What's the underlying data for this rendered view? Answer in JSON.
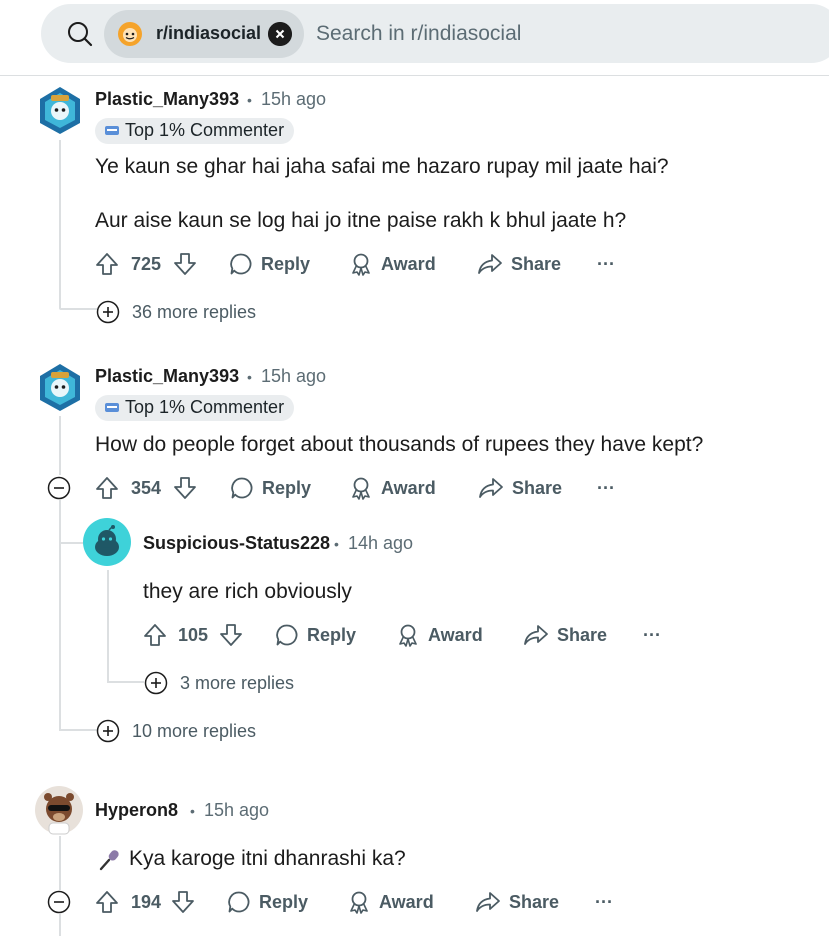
{
  "header": {
    "community": "r/indiasocial",
    "placeholder": "Search in r/indiasocial"
  },
  "actions": {
    "reply": "Reply",
    "award": "Award",
    "share": "Share",
    "more": "···"
  },
  "comments": [
    {
      "user": "Plastic_Many393",
      "time": "15h ago",
      "flair": "Top 1% Commenter",
      "lines": [
        "Ye kaun se ghar hai jaha safai me hazaro rupay mil jaate hai?",
        "Aur aise kaun se log hai jo itne paise rakh k bhul jaate h?"
      ],
      "votes": "725",
      "more_replies": "36 more replies"
    },
    {
      "user": "Plastic_Many393",
      "time": "15h ago",
      "flair": "Top 1% Commenter",
      "lines": [
        "How do people forget about thousands of rupees they have kept?"
      ],
      "votes": "354",
      "more_replies": "10 more replies",
      "reply": {
        "user": "Suspicious-Status228",
        "time": "14h ago",
        "text": "they are rich obviously",
        "votes": "105",
        "more_replies": "3 more replies"
      }
    },
    {
      "user": "Hyperon8",
      "time": "15h ago",
      "text": "Kya karoge itni dhanrashi ka?",
      "votes": "194"
    }
  ]
}
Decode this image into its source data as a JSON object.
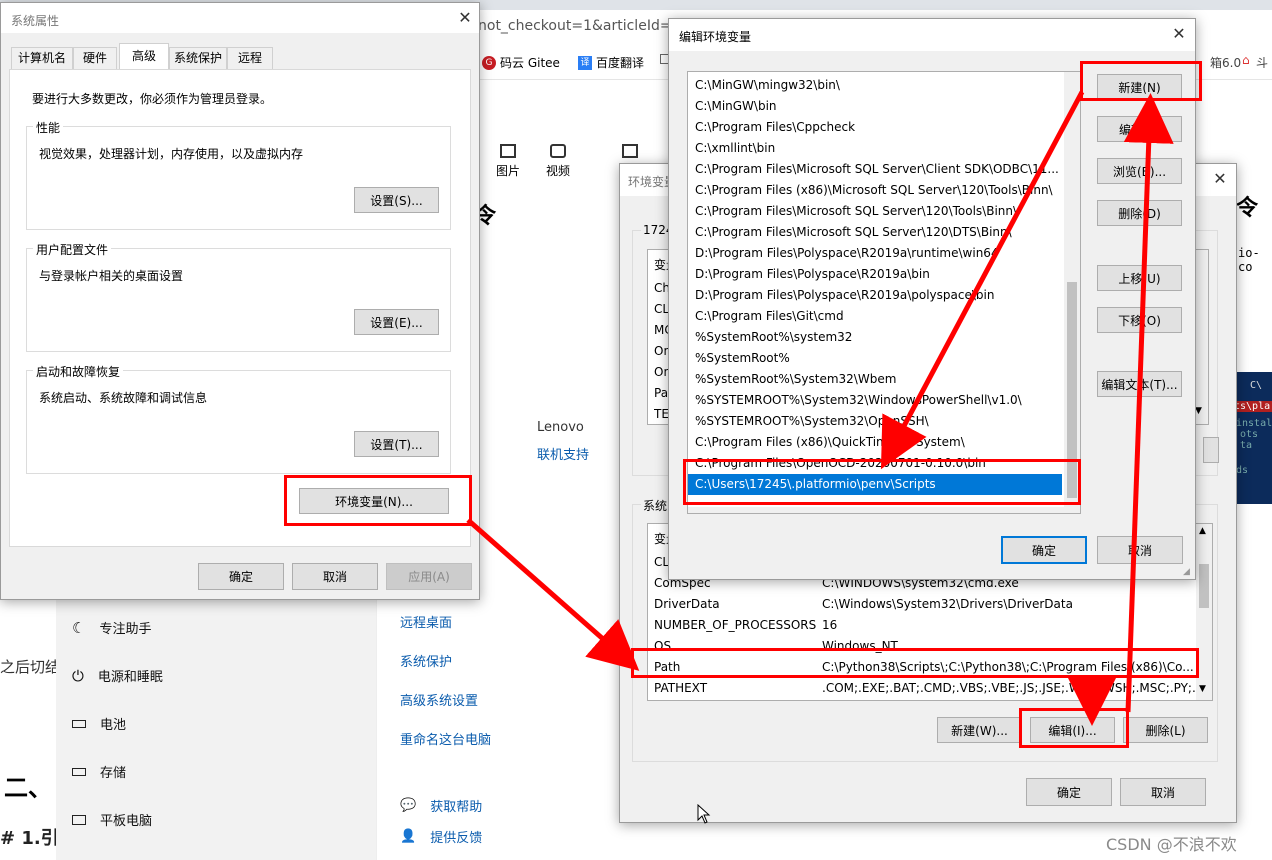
{
  "browser": {
    "url_fragment": "not_checkout=1&articleId=1",
    "bookmarks": [
      "码云 Gitee",
      "百度翻译"
    ],
    "right_tabs": [
      "箱6.0",
      "斗"
    ],
    "toolbar_items": [
      "图片",
      "视频"
    ],
    "heading_glyph": "令",
    "right_heading_glyph": "令",
    "side_snippet": "io-co",
    "page_frag_text": "之后切结",
    "page_heading": "二、",
    "page_subheading": "# 1.引",
    "terminal_lines": [
      "C\\",
      "ts\\pla",
      "install",
      "ots ta",
      "ds"
    ]
  },
  "settings": {
    "nav": [
      {
        "label": "专注助手",
        "icon": "moon-icon"
      },
      {
        "label": "电源和睡眠",
        "icon": "power-icon"
      },
      {
        "label": "电池",
        "icon": "battery-icon"
      },
      {
        "label": "存储",
        "icon": "storage-icon"
      },
      {
        "label": "平板电脑",
        "icon": "tablet-icon"
      }
    ],
    "vendor": "Lenovo",
    "vendor_link": "联机支持",
    "links": [
      "远程桌面",
      "系统保护",
      "高级系统设置",
      "重命名这台电脑"
    ],
    "help": "获取帮助",
    "feedback": "提供反馈"
  },
  "sysprops": {
    "title": "系统属性",
    "tabs": [
      "计算机名",
      "硬件",
      "高级",
      "系统保护",
      "远程"
    ],
    "active_tab": "高级",
    "admin_note": "要进行大多数更改，你必须作为管理员登录。",
    "perf_legend": "性能",
    "perf_desc": "视觉效果，处理器计划，内存使用，以及虚拟内存",
    "perf_btn": "设置(S)...",
    "profile_legend": "用户配置文件",
    "profile_desc": "与登录帐户相关的桌面设置",
    "profile_btn": "设置(E)...",
    "startup_legend": "启动和故障恢复",
    "startup_desc": "系统启动、系统故障和调试信息",
    "startup_btn": "设置(T)...",
    "env_btn": "环境变量(N)...",
    "ok": "确定",
    "cancel": "取消",
    "apply": "应用(A)"
  },
  "envvars": {
    "title": "环境变量",
    "user_group_prefix": "1724",
    "user_header": "变量",
    "user_vars": [
      "Ch",
      "CLi",
      "MC",
      "On",
      "On",
      "Pat",
      "TE"
    ],
    "sys_group_prefix": "系统",
    "sys_header": "变量",
    "sys_rows": [
      {
        "name": "CL",
        "value": ""
      },
      {
        "name": "ComSpec",
        "value": "C:\\WINDOWS\\system32\\cmd.exe"
      },
      {
        "name": "DriverData",
        "value": "C:\\Windows\\System32\\Drivers\\DriverData"
      },
      {
        "name": "NUMBER_OF_PROCESSORS",
        "value": "16"
      },
      {
        "name": "OS",
        "value": "Windows_NT"
      },
      {
        "name": "Path",
        "value": "C:\\Python38\\Scripts\\;C:\\Python38\\;C:\\Program Files (x86)\\Co..."
      },
      {
        "name": "PATHEXT",
        "value": ".COM;.EXE;.BAT;.CMD;.VBS;.VBE;.JS;.JSE;.WSF;.WSH;.MSC;.PY;.P..."
      }
    ],
    "new_btn": "新建(W)...",
    "edit_btn": "编辑(I)...",
    "delete_btn": "删除(L)",
    "ok": "确定",
    "cancel": "取消"
  },
  "editenv": {
    "title": "编辑环境变量",
    "paths": [
      "C:\\MinGW\\mingw32\\bin\\",
      "C:\\MinGW\\bin",
      "C:\\Program Files\\Cppcheck",
      "C:\\xmllint\\bin",
      "C:\\Program Files\\Microsoft SQL Server\\Client SDK\\ODBC\\11...",
      "C:\\Program Files (x86)\\Microsoft SQL Server\\120\\Tools\\Binn\\",
      "C:\\Program Files\\Microsoft SQL Server\\120\\Tools\\Binn\\",
      "C:\\Program Files\\Microsoft SQL Server\\120\\DTS\\Binn\\",
      "D:\\Program Files\\Polyspace\\R2019a\\runtime\\win64",
      "D:\\Program Files\\Polyspace\\R2019a\\bin",
      "D:\\Program Files\\Polyspace\\R2019a\\polyspace\\bin",
      "C:\\Program Files\\Git\\cmd",
      "%SystemRoot%\\system32",
      "%SystemRoot%",
      "%SystemRoot%\\System32\\Wbem",
      "%SYSTEMROOT%\\System32\\WindowsPowerShell\\v1.0\\",
      "%SYSTEMROOT%\\System32\\OpenSSH\\",
      "C:\\Program Files (x86)\\QuickTime\\QTSystem\\",
      "C:\\Program Files\\OpenOCD-20200701-0.10.0\\bin",
      "C:\\Users\\17245\\.platformio\\penv\\Scripts"
    ],
    "selected_index": 19,
    "buttons": [
      "新建(N)",
      "编辑(E)",
      "浏览(B)...",
      "删除(D)",
      "上移(U)",
      "下移(O)",
      "编辑文本(T)..."
    ],
    "ok": "确定",
    "cancel": "取消"
  },
  "watermark": "CSDN @不浪不欢",
  "colors": {
    "annotation": "#ff0000",
    "selection": "#0078d7",
    "link": "#0b5cad"
  }
}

· · · · · · ·

# Given request:
Find the word "Program" in the data and show each line that holds it.

# Solution to this task:
        "value": "C:\\Python38\\Scripts\\;C:\\Python38\\;C:\\Program Files (x86)\\Co..."
      "C:\\Program Files\\Cppcheck",
      "C:\\Program Files\\Microsoft SQL Server\\Client SDK\\ODBC\\11...",
      "C:\\Program Files (x86)\\Microsoft SQL Server\\120\\Tools\\Binn\\",
      "C:\\Program Files\\Microsoft SQL Server\\120\\Tools\\Binn\\",
      "C:\\Program Files\\Microsoft SQL Server\\120\\DTS\\Binn\\",
      "D:\\Program Files\\Polyspace\\R2019a\\runtime\\win64",
      "D:\\Program Files\\Polyspace\\R2019a\\bin",
      "D:\\Program Files\\Polyspace\\R2019a\\polyspace\\bin",
      "C:\\Program Files\\Git\\cmd",
      "C:\\Program Files (x86)\\QuickTime\\QTSystem\\",
      "C:\\Program Files\\OpenOCD-20200701-0.10.0\\bin",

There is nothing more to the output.